Dataset rows
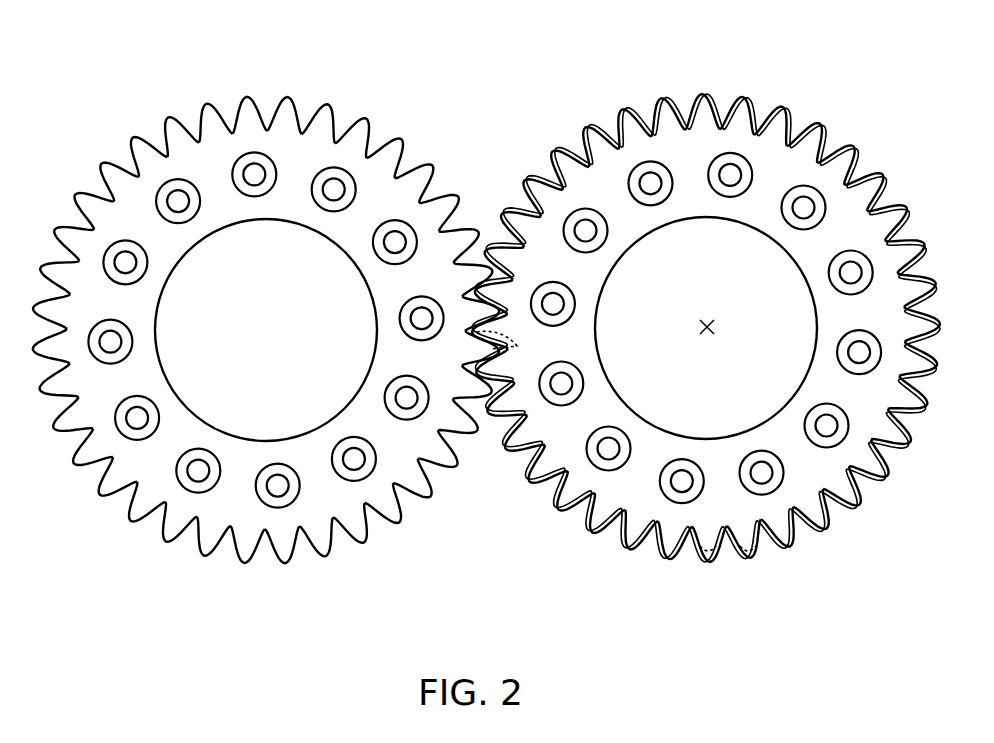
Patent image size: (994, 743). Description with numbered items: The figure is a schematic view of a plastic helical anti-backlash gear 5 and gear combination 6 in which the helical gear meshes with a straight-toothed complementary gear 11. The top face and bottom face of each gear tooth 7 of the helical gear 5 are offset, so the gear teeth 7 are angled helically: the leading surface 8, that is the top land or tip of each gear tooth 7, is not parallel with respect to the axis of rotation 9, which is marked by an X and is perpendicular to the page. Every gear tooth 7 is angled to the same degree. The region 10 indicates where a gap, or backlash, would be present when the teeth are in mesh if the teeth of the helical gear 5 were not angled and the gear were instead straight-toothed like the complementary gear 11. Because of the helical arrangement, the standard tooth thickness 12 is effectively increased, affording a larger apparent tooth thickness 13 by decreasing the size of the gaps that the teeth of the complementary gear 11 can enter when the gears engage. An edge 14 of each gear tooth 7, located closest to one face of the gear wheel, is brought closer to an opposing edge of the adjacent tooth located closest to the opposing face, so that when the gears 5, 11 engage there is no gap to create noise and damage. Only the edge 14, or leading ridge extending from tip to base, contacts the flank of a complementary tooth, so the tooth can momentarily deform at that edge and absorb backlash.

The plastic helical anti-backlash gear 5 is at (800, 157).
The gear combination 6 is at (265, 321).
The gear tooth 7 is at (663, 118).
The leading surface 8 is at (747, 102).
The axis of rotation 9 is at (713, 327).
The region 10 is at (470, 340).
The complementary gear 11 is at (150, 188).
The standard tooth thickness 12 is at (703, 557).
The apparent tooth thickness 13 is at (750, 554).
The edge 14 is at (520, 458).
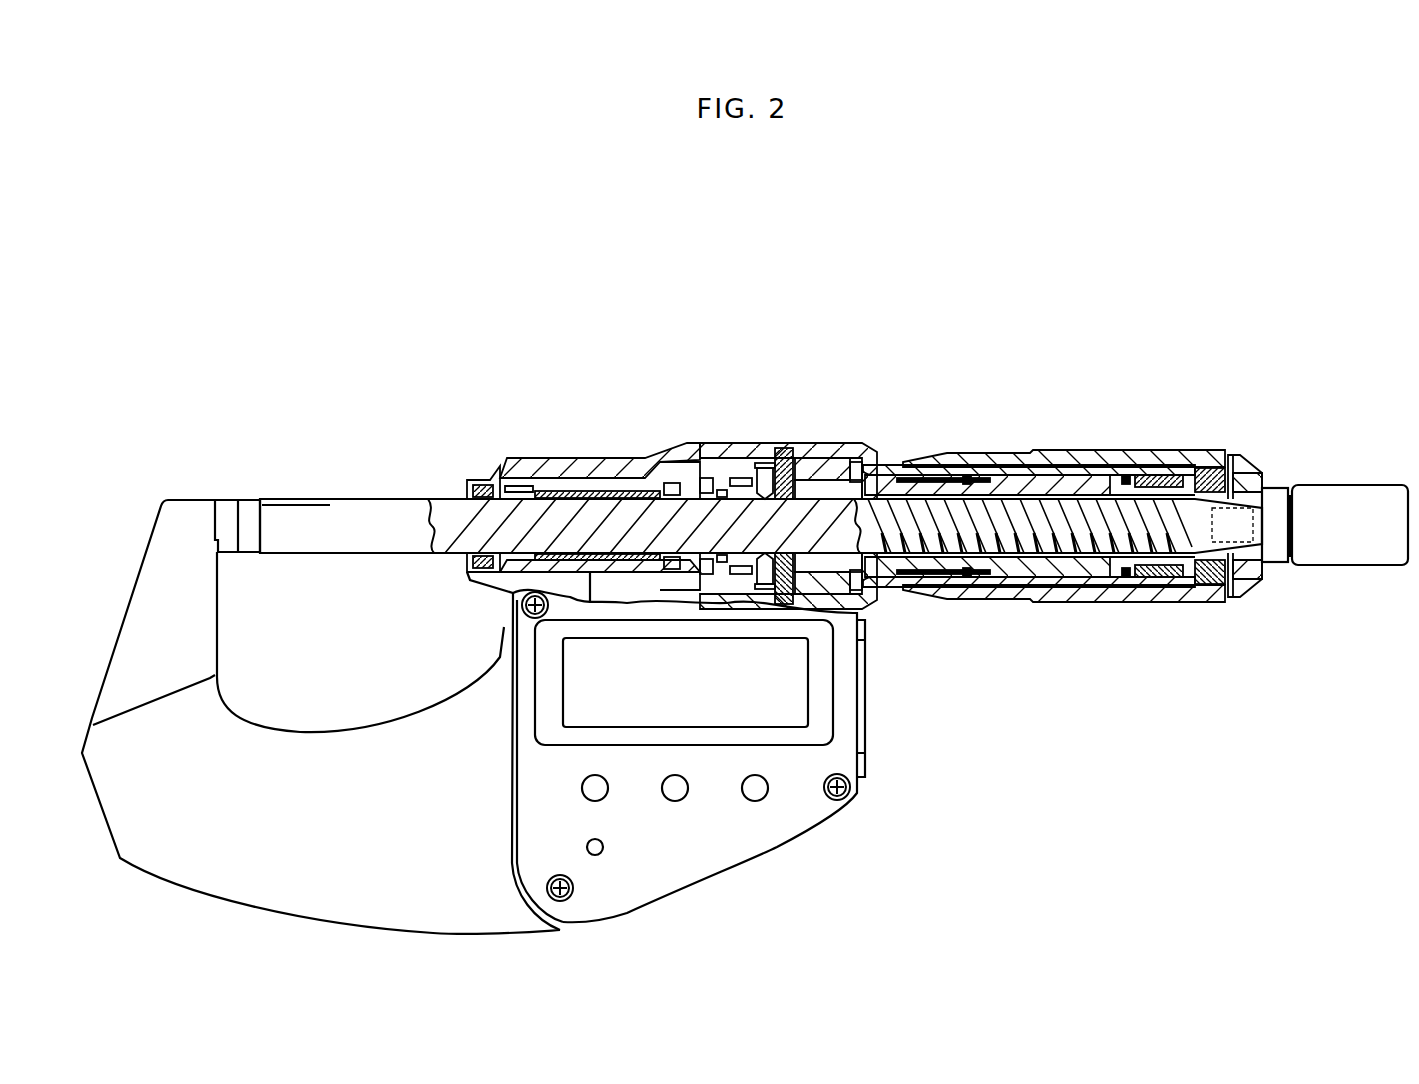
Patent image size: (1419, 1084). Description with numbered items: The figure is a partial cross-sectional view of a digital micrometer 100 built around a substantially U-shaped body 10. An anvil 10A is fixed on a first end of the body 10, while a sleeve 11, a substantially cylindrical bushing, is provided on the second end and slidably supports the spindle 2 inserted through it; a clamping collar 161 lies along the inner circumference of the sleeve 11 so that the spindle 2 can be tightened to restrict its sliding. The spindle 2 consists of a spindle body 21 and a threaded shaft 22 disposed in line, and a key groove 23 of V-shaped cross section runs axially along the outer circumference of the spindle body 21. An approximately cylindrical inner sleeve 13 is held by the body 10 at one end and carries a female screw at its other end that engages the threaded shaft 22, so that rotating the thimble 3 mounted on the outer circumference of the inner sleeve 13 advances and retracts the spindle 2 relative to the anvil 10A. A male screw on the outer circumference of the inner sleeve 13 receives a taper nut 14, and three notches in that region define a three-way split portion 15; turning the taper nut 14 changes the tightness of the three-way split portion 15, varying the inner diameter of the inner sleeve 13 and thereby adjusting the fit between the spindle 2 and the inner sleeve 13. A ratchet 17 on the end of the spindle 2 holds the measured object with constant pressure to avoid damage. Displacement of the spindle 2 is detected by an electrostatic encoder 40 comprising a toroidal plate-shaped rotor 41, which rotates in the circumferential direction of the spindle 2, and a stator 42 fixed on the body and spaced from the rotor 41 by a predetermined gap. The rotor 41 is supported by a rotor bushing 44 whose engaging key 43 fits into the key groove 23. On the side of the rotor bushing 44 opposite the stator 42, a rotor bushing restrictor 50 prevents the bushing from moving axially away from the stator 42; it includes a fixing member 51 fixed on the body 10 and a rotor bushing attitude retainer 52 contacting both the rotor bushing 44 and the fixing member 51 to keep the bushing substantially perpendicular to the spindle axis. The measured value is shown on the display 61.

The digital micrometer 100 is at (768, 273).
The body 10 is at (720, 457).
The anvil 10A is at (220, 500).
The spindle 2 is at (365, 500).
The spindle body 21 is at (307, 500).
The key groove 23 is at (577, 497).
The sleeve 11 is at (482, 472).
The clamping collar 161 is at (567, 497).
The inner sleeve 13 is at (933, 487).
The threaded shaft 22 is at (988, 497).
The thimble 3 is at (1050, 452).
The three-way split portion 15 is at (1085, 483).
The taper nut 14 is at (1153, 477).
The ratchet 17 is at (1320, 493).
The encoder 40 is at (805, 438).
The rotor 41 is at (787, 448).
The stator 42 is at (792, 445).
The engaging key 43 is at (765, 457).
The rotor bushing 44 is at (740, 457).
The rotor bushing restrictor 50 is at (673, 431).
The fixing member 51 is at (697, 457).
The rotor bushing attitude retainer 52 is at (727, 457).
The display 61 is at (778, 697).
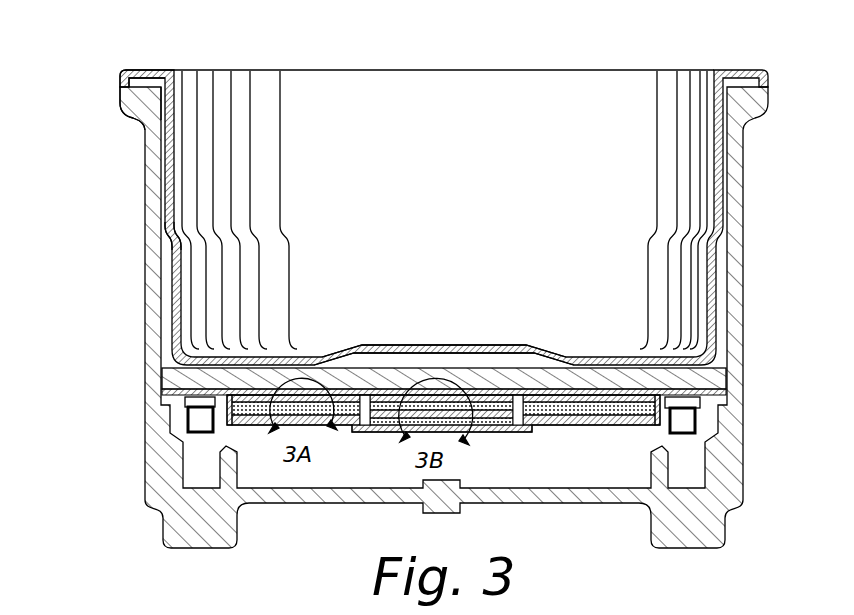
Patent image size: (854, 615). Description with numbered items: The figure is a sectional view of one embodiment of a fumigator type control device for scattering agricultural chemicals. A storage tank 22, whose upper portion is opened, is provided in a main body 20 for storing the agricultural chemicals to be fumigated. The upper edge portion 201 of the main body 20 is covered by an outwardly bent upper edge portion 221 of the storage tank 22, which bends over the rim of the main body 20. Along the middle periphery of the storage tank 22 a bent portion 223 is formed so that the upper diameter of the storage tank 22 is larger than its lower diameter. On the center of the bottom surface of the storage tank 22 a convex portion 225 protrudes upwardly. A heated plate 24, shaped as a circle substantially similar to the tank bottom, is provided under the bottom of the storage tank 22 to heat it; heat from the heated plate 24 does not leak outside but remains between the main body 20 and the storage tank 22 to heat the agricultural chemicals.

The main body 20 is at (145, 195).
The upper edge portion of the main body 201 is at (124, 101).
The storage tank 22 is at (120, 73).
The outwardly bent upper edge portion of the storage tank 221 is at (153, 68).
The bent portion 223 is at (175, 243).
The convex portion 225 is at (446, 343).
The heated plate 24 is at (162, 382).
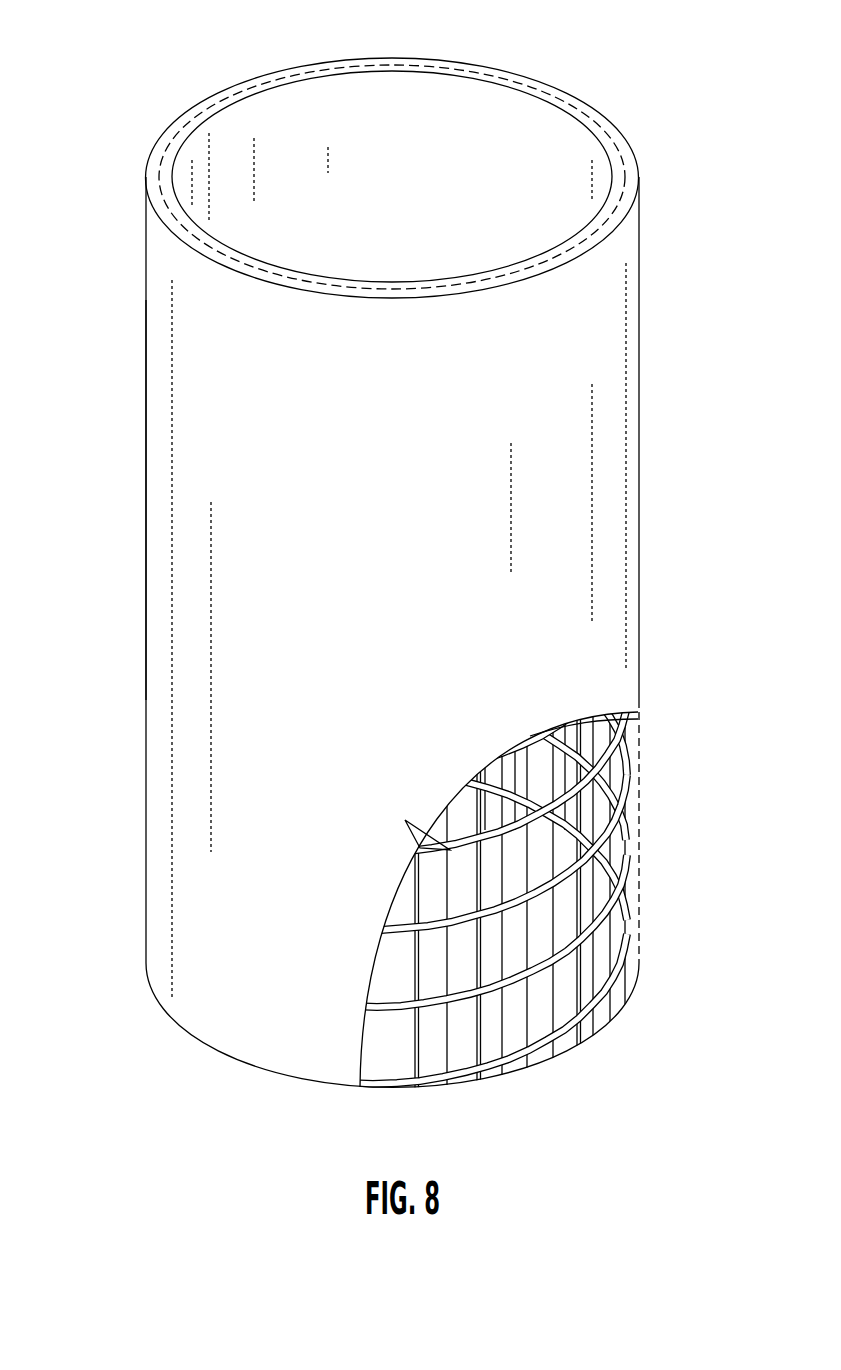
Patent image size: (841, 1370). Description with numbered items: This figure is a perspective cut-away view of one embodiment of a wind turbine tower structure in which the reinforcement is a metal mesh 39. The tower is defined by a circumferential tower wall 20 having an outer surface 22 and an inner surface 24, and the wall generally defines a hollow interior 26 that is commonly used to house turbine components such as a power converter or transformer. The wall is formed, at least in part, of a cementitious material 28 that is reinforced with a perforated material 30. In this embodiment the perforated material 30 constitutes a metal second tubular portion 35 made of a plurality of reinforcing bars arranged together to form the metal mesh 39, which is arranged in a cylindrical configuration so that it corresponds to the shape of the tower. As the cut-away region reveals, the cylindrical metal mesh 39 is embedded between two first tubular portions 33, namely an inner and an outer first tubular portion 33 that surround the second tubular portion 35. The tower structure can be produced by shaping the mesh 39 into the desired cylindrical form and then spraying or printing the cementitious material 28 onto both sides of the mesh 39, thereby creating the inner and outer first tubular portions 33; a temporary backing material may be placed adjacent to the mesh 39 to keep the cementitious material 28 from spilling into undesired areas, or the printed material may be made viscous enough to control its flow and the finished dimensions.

Written exercise
Swap "Patent image size" for "Drawing size" in every one of these lines and reproduce them otherwise unchanged, omitting the pictures.

Result below
Drawing size: (994, 743). Description with numbered items: The figure is a schematic view of a plastic helical anti-backlash gear 5 and gear combination 6 in which the helical gear meshes with a straight-toothed complementary gear 11. The top face and bottom face of each gear tooth 7 of the helical gear 5 are offset, so the gear teeth 7 are angled helically: the leading surface 8, that is the top land or tip of each gear tooth 7, is not parallel with respect to the axis of rotation 9, which is marked by an X and is perpendicular to the page. Every gear tooth 7 is angled to the same degree. The region 10 indicates where a gap, or backlash, would be present when the teeth are in mesh if the teeth of the helical gear 5 were not angled and the gear were instead straight-toothed like the complementary gear 11. Because of the helical arrangement, the standard tooth thickness 12 is effectively increased, affording a larger apparent tooth thickness 13 by decreasing the size of the gaps that the teeth of the complementary gear 11 can enter when the gears engage. An edge 14 of each gear tooth 7, located closest to one face of the gear wheel, is brought closer to an opposing edge of the adjacent tooth located closest to the opposing face, so that when the gears 5, 11 engage there is no gap to create noise and damage. Only the edge 14, or leading ridge extending from tip to base, contacts the flank of a complementary tooth, so the tooth can momentarily deform at that edge and absorb backlash.

The plastic helical anti-backlash gear 5 is at (800, 157).
The gear combination 6 is at (265, 321).
The gear tooth 7 is at (663, 118).
The leading surface 8 is at (747, 102).
The axis of rotation 9 is at (713, 327).
The region 10 is at (470, 340).
The complementary gear 11 is at (150, 188).
The standard tooth thickness 12 is at (703, 557).
The apparent tooth thickness 13 is at (750, 554).
The edge 14 is at (520, 458).
Drawing size: (1419, 1084). Description with numbered items: The figure is a partial cross-sectional view of a digital micrometer 100 built around a substantially U-shaped body 10. An anvil 10A is fixed on a first end of the body 10, while a sleeve 11, a substantially cylindrical bushing, is provided on the second end and slidably supports the spindle 2 inserted through it; a clamping collar 161 lies along the inner circumference of the sleeve 11 so that the spindle 2 can be tightened to restrict its sliding. The spindle 2 consists of a spindle body 21 and a threaded shaft 22 disposed in line, and a key groove 23 of V-shaped cross section runs axially along the outer circumference of the spindle body 21. An approximately cylindrical inner sleeve 13 is held by the body 10 at one end and carries a female screw at its other end that engages the threaded shaft 22, so that rotating the thimble 3 mounted on the outer circumference of the inner sleeve 13 advances and retracts the spindle 2 relative to the anvil 10A. A male screw on the outer circumference of the inner sleeve 13 receives a taper nut 14, and three notches in that region define a three-way split portion 15; turning the taper nut 14 changes the tightness of the three-way split portion 15, varying the inner diameter of the inner sleeve 13 and thereby adjusting the fit between the spindle 2 and the inner sleeve 13. A ratchet 17 on the end of the spindle 2 holds the measured object with constant pressure to avoid damage. Displacement of the spindle 2 is detected by an electrostatic encoder 40 comprising a toroidal plate-shaped rotor 41, which rotates in the circumferential direction of the spindle 2, and a stator 42 fixed on the body and spaced from the rotor 41 by a predetermined gap. The rotor 41 is supported by a rotor bushing 44 whose engaging key 43 fits into the key groove 23. On the side of the rotor bushing 44 opposite the stator 42, a rotor bushing restrictor 50 prevents the bushing from moving axially away from the stator 42; it includes a fixing member 51 fixed on the body 10 and a rotor bushing attitude retainer 52 contacting both the rotor bushing 44 and the fixing member 51 to keep the bushing substantially perpendicular to the spindle axis. The measured value is shown on the display 61.

The digital micrometer 100 is at (768, 273).
The body 10 is at (720, 457).
The anvil 10A is at (220, 500).
The spindle 2 is at (365, 500).
The spindle body 21 is at (307, 500).
The key groove 23 is at (577, 497).
The sleeve 11 is at (482, 472).
The clamping collar 161 is at (567, 497).
The inner sleeve 13 is at (933, 487).
The threaded shaft 22 is at (988, 497).
The thimble 3 is at (1050, 452).
The three-way split portion 15 is at (1085, 483).
The taper nut 14 is at (1153, 477).
The ratchet 17 is at (1320, 493).
The encoder 40 is at (805, 438).
The rotor 41 is at (787, 448).
The stator 42 is at (792, 445).
The engaging key 43 is at (765, 457).
The rotor bushing 44 is at (740, 457).
The rotor bushing restrictor 50 is at (673, 431).
The fixing member 51 is at (697, 457).
The rotor bushing attitude retainer 52 is at (727, 457).
The display 61 is at (778, 697).
Drawing size: (854, 615). Description with numbered items: The figure is a sectional view of one embodiment of a fumigator type control device for scattering agricultural chemicals. A storage tank 22, whose upper portion is opened, is provided in a main body 20 for storing the agricultural chemicals to be fumigated. The upper edge portion 201 of the main body 20 is covered by an outwardly bent upper edge portion 221 of the storage tank 22, which bends over the rim of the main body 20. Along the middle periphery of the storage tank 22 a bent portion 223 is formed so that the upper diameter of the storage tank 22 is larger than its lower diameter. On the center of the bottom surface of the storage tank 22 a convex portion 225 protrudes upwardly. A heated plate 24, shaped as a circle substantially similar to the tank bottom, is provided under the bottom of the storage tank 22 to heat it; heat from the heated plate 24 does not leak outside but remains between the main body 20 and the storage tank 22 to heat the agricultural chemicals.

The main body 20 is at (145, 195).
The upper edge portion of the main body 201 is at (124, 101).
The storage tank 22 is at (120, 73).
The outwardly bent upper edge portion of the storage tank 221 is at (153, 68).
The bent portion 223 is at (175, 243).
The convex portion 225 is at (446, 343).
The heated plate 24 is at (162, 382).
Drawing size: (841, 1370). Description with numbered items: This figure is a perspective cut-away view of one embodiment of a wind turbine tower structure in which the reinforcement is a metal mesh 39. The tower is defined by a circumferential tower wall 20 having an outer surface 22 and an inner surface 24, and the wall generally defines a hollow interior 26 that is commonly used to house turbine components such as a power converter or transformer. The wall is formed, at least in part, of a cementitious material 28 that is reinforced with a perforated material 30. In this embodiment the perforated material 30 constitutes a metal second tubular portion 35 made of a plurality of reinforcing bars arranged together to form the metal mesh 39, which is arranged in a cylindrical configuration so that it corresponds to the shape of the tower. As the cut-away region reveals, the cylindrical metal mesh 39 is embedded between two first tubular portions 33, namely an inner and an outer first tubular portion 33 that surround the second tubular portion 35. The tower structure can be produced by shaping the mesh 39 into the desired cylindrical form and then spraying or printing the cementitious material 28 onto both sides of the mesh 39, thereby creating the inner and outer first tubular portions 33; a temporary backing material may be placed adjacent to the mesh 39 to keep the cementitious material 28 from spilling into undesired areas, or the printed material may be made viscous enough to control its flow and the finished dimensions.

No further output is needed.